Every record must appear in your copy exactly as written, with no pictures.

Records

· · · ·

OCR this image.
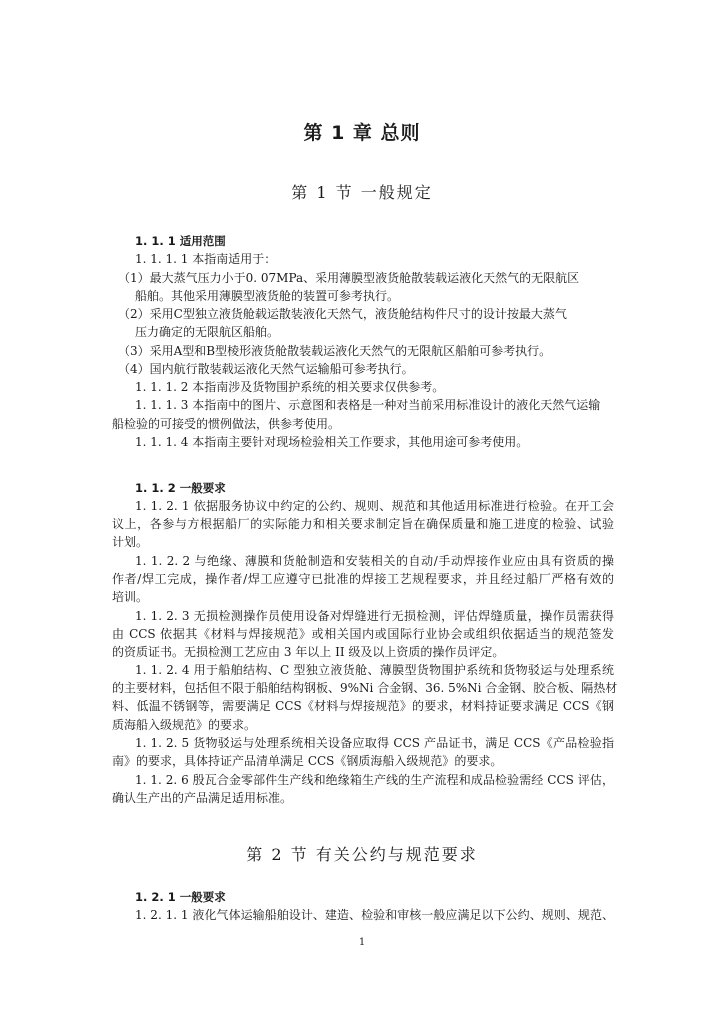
第 1 章 总则
第 1 节 一般规定
1. 1. 1 适用范围
1. 1. 1. 1 本指南适用于：
（1）最大蒸气压力小于0. 07MPa、采用薄膜型液货舱散装载运液化天然气的无限航区
船舶。其他采用薄膜型液货舱的装置可参考执行。
（2）采用C型独立液货舱载运散装液化天然气，液货舱结构件尺寸的设计按最大蒸气
压力确定的无限航区船舶。
（3）采用A型和B型棱形液货舱散装载运液化天然气的无限航区船舶可参考执行。
（4）国内航行散装载运液化天然气运输船可参考执行。
1. 1. 1. 2 本指南涉及货物围护系统的相关要求仅供参考。
1. 1. 1. 3 本指南中的图片、示意图和表格是一种对当前采用标准设计的液化天然气运输
船检验的可接受的惯例做法，供参考使用。
1. 1. 1. 4 本指南主要针对现场检验相关工作要求，其他用途可参考使用。
1. 1. 2 一般要求
1. 1. 2. 1 依据服务协议中约定的公约、规则、规范和其他适用标准进行检验。在开工会
议上，各参与方根据船厂的实际能力和相关要求制定旨在确保质量和施工进度的检验、试验
计划。
1. 1. 2. 2 与绝缘、薄膜和货舱制造和安装相关的自动/手动焊接作业应由具有资质的操
作者/焊工完成，操作者/焊工应遵守已批准的焊接工艺规程要求，并且经过船厂严格有效的
培训。
1. 1. 2. 3 无损检测操作员使用设备对焊缝进行无损检测，评估焊缝质量，操作员需获得
由 CCS 依据其《材料与焊接规范》或相关国内或国际行业协会或组织依据适当的规范签发
的资质证书。无损检测工艺应由 3 年以上 II 级及以上资质的操作员评定。
1. 1. 2. 4 用于船舶结构、C 型独立液货舱、薄膜型货物围护系统和货物驳运与处理系统
的主要材料，包括但不限于船舶结构钢板、9%Ni 合金钢、36. 5%Ni 合金钢、胶合板、隔热材
料、低温不锈钢等，需要满足 CCS《材料与焊接规范》的要求，材料持证要求满足 CCS《钢
质海船入级规范》的要求。
1. 1. 2. 5 货物驳运与处理系统相关设备应取得 CCS 产品证书，满足 CCS《产品检验指
南》的要求，具体持证产品清单满足 CCS《钢质海船入级规范》的要求。
1. 1. 2. 6 殷瓦合金零部件生产线和绝缘箱生产线的生产流程和成品检验需经 CCS 评估，
确认生产出的产品满足适用标准。
1. 2. 1 一般要求
1. 2. 1. 1 液化气体运输船舶设计、建造、检验和审核一般应满足以下公约、规则、规范、
第 2 节 有关公约与规范要求
1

· · · ·

* _Task result_:
OCR this image.
第 1 章 总则
第 1 节 一般规定
1. 1. 1 适用范围
1. 1. 1. 1 本指南适用于：
（1）最大蒸气压力小于0. 07MPa、采用薄膜型液货舱散装载运液化天然气的无限航区
船舶。其他采用薄膜型液货舱的装置可参考执行。
（2）采用C型独立液货舱载运散装液化天然气，液货舱结构件尺寸的设计按最大蒸气
压力确定的无限航区船舶。
（3）采用A型和B型棱形液货舱散装载运液化天然气的无限航区船舶可参考执行。
（4）国内航行散装载运液化天然气运输船可参考执行。
1. 1. 1. 2 本指南涉及货物围护系统的相关要求仅供参考。
1. 1. 1. 3 本指南中的图片、示意图和表格是一种对当前采用标准设计的液化天然气运输
船检验的可接受的惯例做法，供参考使用。
1. 1. 1. 4 本指南主要针对现场检验相关工作要求，其他用途可参考使用。
1. 1. 2 一般要求
1. 1. 2. 1 依据服务协议中约定的公约、规则、规范和其他适用标准进行检验。在开工会
议上，各参与方根据船厂的实际能力和相关要求制定旨在确保质量和施工进度的检验、试验
计划。
1. 1. 2. 2 与绝缘、薄膜和货舱制造和安装相关的自动/手动焊接作业应由具有资质的操
作者/焊工完成，操作者/焊工应遵守已批准的焊接工艺规程要求，并且经过船厂严格有效的
培训。
1. 1. 2. 3 无损检测操作员使用设备对焊缝进行无损检测，评估焊缝质量，操作员需获得
由 CCS 依据其《材料与焊接规范》或相关国内或国际行业协会或组织依据适当的规范签发
的资质证书。无损检测工艺应由 3 年以上 II 级及以上资质的操作员评定。
1. 1. 2. 4 用于船舶结构、C 型独立液货舱、薄膜型货物围护系统和货物驳运与处理系统
的主要材料，包括但不限于船舶结构钢板、9%Ni 合金钢、36. 5%Ni 合金钢、胶合板、隔热材
料、低温不锈钢等，需要满足 CCS《材料与焊接规范》的要求，材料持证要求满足 CCS《钢
质海船入级规范》的要求。
1. 1. 2. 5 货物驳运与处理系统相关设备应取得 CCS 产品证书，满足 CCS《产品检验指
南》的要求，具体持证产品清单满足 CCS《钢质海船入级规范》的要求。
1. 1. 2. 6 殷瓦合金零部件生产线和绝缘箱生产线的生产流程和成品检验需经 CCS 评估，
确认生产出的产品满足适用标准。
1. 2. 1 一般要求
1. 2. 1. 1 液化气体运输船舶设计、建造、检验和审核一般应满足以下公约、规则、规范、
第 2 节 有关公约与规范要求
1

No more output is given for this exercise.